» **Texto fornecido**:
::::

Câmara aprova projeto que permite elementos culturais e religiosos em fotos de documentos oficiais
A Câmara dos Deputados aprovou projeto de lei da deputada Célia Xakriabá que permite elementos de pertencimento cultural, religioso ou comunitário em fotos de documentos oficiais. A medida abrange RG, CNH, passaporte e Carteira de Trabalho, desde que a identificação facial seja mantida. O texto segue para análise do Senado
A Câmara dos Deputados aprovou, nesta quarta-feira (15), um projeto de lei que autoriza a inclusão de elementos de pertencimento cultural, religioso ou comunitário em fotografias de documentos oficiais. A proposta, agora encaminhada ao Senado, foi apresentada pela deputada Célia Xakriabá (PSOL-MG).
Regras para a identificação facial
A medida estabelece que o uso de indumentárias e adornos é permitido desde que a fisionomia do cidadão não seja prejudicada, garantindo que a identificação facial permaneça clara e eficaz.
O texto detalha que os elementos de pertencimento abrangem itens como o cocar indígena, o turbante de matriz africana e demais símbolos étnicos ou religiosos.

::::

» **Dados de reconhecimento da estrutura de documentos**:

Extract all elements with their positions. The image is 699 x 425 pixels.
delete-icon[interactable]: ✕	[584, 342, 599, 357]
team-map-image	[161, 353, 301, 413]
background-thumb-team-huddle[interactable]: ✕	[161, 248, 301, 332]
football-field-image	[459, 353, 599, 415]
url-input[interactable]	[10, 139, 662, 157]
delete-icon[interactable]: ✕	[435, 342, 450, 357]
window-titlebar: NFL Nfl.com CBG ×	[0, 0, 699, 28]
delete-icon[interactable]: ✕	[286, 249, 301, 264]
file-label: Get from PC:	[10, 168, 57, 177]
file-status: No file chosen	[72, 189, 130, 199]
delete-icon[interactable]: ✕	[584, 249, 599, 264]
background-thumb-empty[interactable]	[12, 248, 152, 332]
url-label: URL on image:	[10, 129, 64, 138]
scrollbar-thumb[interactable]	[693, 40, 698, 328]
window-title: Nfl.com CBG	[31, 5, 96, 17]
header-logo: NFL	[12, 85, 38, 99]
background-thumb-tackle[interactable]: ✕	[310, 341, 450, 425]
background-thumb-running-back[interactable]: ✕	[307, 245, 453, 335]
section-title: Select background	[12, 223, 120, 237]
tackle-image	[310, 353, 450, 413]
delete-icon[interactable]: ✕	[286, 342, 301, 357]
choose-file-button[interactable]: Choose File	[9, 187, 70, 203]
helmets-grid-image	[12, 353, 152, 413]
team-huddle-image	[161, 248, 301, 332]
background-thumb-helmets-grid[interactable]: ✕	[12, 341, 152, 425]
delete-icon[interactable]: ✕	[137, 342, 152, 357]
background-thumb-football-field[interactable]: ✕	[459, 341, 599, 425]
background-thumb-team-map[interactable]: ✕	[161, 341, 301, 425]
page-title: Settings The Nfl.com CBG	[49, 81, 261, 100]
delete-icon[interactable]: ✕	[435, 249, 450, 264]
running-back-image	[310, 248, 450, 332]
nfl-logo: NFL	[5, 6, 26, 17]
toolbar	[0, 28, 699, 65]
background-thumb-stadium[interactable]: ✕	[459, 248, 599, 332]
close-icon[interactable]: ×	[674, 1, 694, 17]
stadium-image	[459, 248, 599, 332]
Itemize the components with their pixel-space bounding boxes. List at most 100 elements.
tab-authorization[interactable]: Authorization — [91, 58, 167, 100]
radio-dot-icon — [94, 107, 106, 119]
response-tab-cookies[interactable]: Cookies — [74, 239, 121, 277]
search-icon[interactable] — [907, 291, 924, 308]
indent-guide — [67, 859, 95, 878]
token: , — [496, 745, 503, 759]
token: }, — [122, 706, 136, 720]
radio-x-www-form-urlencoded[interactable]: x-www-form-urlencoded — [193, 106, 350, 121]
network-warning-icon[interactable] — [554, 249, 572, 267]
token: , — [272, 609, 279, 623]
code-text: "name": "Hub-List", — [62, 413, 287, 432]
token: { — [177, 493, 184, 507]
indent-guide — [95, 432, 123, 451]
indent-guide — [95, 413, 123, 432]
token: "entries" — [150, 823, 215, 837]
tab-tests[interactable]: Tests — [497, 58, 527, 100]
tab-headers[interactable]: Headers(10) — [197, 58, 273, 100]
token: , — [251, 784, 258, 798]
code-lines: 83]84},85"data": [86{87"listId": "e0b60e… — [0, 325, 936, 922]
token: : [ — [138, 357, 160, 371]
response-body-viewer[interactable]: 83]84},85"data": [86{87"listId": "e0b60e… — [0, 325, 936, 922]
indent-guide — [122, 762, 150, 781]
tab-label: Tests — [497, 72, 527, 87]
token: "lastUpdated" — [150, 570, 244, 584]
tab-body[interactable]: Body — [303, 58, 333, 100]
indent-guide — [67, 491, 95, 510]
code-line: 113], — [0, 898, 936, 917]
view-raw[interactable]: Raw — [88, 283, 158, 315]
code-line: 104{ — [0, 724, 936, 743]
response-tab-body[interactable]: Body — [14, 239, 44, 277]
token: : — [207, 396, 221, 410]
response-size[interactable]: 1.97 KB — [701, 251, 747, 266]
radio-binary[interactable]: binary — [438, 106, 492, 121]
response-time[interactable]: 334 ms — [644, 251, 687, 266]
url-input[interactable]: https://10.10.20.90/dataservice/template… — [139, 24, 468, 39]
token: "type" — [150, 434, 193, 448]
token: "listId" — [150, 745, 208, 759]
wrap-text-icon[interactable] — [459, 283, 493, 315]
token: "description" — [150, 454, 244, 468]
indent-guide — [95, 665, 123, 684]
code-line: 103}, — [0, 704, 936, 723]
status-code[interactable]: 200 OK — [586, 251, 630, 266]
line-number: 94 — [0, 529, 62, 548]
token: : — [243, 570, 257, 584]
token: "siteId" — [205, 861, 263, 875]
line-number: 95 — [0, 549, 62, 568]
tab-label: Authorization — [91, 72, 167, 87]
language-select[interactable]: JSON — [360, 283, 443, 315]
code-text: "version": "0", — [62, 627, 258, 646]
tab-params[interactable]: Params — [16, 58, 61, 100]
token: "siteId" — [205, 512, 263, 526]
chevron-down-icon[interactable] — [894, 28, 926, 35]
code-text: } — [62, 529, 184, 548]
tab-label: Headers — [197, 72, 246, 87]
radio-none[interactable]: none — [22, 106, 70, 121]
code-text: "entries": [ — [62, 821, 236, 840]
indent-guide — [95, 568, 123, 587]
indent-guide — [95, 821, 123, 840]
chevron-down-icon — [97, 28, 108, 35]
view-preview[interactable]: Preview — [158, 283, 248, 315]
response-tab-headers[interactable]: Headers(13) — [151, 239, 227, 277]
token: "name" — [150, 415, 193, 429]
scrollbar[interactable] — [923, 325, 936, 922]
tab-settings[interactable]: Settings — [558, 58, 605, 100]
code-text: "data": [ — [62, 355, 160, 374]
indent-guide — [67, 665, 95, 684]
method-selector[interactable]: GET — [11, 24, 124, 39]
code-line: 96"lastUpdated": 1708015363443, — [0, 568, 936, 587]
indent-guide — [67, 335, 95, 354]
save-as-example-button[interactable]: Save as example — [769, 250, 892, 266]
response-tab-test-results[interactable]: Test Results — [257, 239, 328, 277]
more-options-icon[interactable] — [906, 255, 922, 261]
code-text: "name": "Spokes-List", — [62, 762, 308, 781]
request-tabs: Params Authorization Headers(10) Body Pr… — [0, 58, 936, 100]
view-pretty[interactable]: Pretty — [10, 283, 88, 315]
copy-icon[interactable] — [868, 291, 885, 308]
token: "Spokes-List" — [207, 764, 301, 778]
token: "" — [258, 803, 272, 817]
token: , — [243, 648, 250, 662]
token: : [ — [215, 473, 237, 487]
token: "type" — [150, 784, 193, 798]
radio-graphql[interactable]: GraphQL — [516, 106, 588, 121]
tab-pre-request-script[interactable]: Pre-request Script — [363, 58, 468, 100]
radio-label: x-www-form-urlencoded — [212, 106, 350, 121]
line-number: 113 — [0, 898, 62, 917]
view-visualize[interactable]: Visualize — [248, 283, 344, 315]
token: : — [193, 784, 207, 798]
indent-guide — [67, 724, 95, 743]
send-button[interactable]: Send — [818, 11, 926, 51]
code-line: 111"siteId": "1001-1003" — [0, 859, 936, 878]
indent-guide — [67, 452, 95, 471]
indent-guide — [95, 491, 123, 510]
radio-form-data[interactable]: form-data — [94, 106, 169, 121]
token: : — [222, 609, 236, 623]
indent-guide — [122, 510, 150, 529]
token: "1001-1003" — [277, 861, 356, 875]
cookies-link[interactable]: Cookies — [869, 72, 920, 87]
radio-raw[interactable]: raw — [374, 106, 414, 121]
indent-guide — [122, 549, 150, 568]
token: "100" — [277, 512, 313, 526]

::::

» **Suas tarefas**:
**A.** Segundo a notícia, quem apresentou o projeto aprovado pela Câmara dos Deputados?
**B.** Repita o trecho da notícia que começa em "Regras para a" e vai até "étnicos ou religiosos.", incluindo estas últimas palavras.

» **Respostas do exercício**:
**A.** A deputada Célia Xakriabá (PSOL-MG).

**B.**
Regras para a identificação facial
A medida estabelece que o uso de indumentárias e adornos é permitido desde que a fisionomia do cidadão não seja prejudicada, garantindo que a identificação facial permaneça clara e eficaz.
O texto detalha que os elementos de pertencimento abrangem itens como o cocar indígena, o turbante de matriz africana e demais símbolos étnicos ou religiosos.